Reconstrucción con cambios

César Hildebrandt

¿Cuánta plata está invirtiendo el Estado en propaganda oficial redundante e inútil? Mucha, por lo que se ve y por lo que se oye.

Eso explica el tono entusiasta con que un sector de la prensa informa que todo está yendo según lo planeado y que el presidente Vizcarra es como el almirante Nelson en las inmediaciones de Trafalgar. Es decir, que lo tiene todo previsto y que lo que no ha pensado habrá de improvisarlo de modo brillante.

Pero no es así, por más que lo diga la prensa afable. Vizcarra, a estas alturas, no entiende de qué naturaleza es la tormenta y nadie de su entorno puede decirle cuán insidioso será el viento próximo.

En suma, los hechos han sobrepasado al presidente.

La meseta es un pico reincidente, los muertos de la contaduría palaciega no incluyen los 8,000 cadáveres, el Congreso sigue empeñado en una guerra zafia que distrae energías y recursos y en el entorno presidencial empieza a haber más resignación que voluntad.

» **Filas proporcionadas**
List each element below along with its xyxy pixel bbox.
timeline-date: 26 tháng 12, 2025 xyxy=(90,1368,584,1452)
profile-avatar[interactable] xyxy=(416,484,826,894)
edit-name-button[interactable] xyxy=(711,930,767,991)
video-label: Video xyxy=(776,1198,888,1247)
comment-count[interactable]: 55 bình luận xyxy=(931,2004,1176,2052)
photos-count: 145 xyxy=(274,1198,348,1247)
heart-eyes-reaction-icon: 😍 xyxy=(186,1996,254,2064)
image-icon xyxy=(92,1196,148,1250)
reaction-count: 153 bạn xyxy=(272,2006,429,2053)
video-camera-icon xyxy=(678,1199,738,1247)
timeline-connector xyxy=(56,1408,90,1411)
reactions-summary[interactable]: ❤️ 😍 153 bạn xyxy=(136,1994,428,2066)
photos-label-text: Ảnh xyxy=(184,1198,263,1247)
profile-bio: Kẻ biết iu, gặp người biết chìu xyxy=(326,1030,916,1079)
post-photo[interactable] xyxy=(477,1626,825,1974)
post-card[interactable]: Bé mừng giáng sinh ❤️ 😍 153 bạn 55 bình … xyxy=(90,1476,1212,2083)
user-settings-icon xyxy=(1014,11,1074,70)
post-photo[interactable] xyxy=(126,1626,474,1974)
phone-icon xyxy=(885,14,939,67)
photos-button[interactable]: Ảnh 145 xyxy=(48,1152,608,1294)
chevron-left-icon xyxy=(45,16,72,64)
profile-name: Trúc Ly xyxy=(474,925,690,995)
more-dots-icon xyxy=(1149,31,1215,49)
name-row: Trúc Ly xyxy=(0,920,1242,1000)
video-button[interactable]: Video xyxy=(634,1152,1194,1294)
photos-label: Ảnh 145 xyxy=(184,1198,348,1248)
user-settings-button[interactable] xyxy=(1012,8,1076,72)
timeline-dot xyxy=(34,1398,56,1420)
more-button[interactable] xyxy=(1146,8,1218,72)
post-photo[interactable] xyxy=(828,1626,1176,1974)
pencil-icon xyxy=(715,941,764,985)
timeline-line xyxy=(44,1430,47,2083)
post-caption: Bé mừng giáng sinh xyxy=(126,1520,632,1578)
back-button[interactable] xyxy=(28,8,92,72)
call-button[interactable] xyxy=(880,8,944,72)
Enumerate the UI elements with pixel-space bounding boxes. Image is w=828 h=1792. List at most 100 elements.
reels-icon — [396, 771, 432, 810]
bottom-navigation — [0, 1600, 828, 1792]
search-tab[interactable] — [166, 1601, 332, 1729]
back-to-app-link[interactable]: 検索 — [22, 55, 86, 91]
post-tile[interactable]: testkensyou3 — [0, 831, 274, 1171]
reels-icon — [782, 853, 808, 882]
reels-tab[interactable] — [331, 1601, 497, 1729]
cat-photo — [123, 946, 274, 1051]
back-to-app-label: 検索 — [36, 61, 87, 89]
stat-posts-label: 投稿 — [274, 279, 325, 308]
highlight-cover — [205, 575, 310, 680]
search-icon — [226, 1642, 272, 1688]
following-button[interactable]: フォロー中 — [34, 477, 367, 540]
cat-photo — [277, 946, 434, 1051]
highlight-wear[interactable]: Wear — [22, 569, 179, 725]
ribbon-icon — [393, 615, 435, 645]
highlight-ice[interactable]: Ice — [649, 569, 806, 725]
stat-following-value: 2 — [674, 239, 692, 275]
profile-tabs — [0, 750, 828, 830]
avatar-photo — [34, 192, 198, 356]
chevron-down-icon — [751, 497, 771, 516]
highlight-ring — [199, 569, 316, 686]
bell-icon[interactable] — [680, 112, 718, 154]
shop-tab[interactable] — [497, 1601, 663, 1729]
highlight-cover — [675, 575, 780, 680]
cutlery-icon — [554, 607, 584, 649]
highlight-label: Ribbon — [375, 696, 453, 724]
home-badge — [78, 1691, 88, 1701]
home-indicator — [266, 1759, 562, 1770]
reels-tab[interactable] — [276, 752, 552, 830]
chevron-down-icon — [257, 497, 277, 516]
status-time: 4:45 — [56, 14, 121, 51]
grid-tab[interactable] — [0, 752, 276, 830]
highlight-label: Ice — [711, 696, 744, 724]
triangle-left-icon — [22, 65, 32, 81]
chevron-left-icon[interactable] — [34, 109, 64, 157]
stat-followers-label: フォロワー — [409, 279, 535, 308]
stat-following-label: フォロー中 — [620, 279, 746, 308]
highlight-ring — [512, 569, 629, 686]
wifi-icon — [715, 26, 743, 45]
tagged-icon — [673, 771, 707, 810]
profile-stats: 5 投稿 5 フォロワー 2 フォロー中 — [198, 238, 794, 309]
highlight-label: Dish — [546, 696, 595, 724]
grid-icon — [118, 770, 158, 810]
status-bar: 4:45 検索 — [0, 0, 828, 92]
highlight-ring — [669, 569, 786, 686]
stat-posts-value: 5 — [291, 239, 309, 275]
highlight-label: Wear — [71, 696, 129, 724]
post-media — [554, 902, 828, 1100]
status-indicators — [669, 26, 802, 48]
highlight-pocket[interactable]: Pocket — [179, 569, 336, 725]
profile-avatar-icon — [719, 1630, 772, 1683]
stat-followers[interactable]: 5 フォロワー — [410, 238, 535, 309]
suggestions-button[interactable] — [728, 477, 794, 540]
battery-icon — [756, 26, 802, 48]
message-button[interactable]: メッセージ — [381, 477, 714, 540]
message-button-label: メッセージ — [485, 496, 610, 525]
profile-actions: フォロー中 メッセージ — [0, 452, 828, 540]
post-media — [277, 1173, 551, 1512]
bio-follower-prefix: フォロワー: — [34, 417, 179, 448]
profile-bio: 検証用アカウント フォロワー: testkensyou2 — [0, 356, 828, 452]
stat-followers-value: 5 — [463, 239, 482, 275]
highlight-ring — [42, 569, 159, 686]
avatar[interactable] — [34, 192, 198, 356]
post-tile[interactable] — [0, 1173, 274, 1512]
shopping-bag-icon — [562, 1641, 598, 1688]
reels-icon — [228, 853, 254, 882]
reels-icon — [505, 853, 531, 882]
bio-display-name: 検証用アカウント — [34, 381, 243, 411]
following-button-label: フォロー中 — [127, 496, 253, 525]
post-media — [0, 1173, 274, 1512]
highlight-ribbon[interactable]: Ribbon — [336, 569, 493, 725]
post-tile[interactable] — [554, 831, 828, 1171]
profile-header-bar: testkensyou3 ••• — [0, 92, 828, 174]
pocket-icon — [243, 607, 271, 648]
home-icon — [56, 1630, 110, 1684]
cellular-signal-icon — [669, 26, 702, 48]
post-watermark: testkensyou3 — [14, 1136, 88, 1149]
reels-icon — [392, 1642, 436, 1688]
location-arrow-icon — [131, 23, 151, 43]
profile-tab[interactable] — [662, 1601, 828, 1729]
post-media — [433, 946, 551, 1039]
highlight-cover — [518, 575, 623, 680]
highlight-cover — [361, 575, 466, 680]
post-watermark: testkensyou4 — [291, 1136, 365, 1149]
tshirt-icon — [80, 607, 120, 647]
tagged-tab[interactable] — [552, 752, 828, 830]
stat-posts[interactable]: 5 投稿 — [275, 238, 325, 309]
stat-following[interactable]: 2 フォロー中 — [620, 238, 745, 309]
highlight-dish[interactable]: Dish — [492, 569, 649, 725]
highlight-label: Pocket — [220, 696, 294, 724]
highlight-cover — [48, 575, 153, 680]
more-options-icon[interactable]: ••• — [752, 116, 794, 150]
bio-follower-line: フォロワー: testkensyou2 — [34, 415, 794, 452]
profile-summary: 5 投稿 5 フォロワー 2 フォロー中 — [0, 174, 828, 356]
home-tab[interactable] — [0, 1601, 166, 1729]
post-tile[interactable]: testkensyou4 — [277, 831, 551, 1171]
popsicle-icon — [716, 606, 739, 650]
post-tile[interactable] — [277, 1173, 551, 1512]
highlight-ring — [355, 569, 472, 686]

» **Tarea asignada**
Indica a qué figura histórica se compara al presidente Vizcarra en el extracto del documento.

» **Resultado de la tarea**
Al almirante Nelson en las inmediaciones de Trafalgar.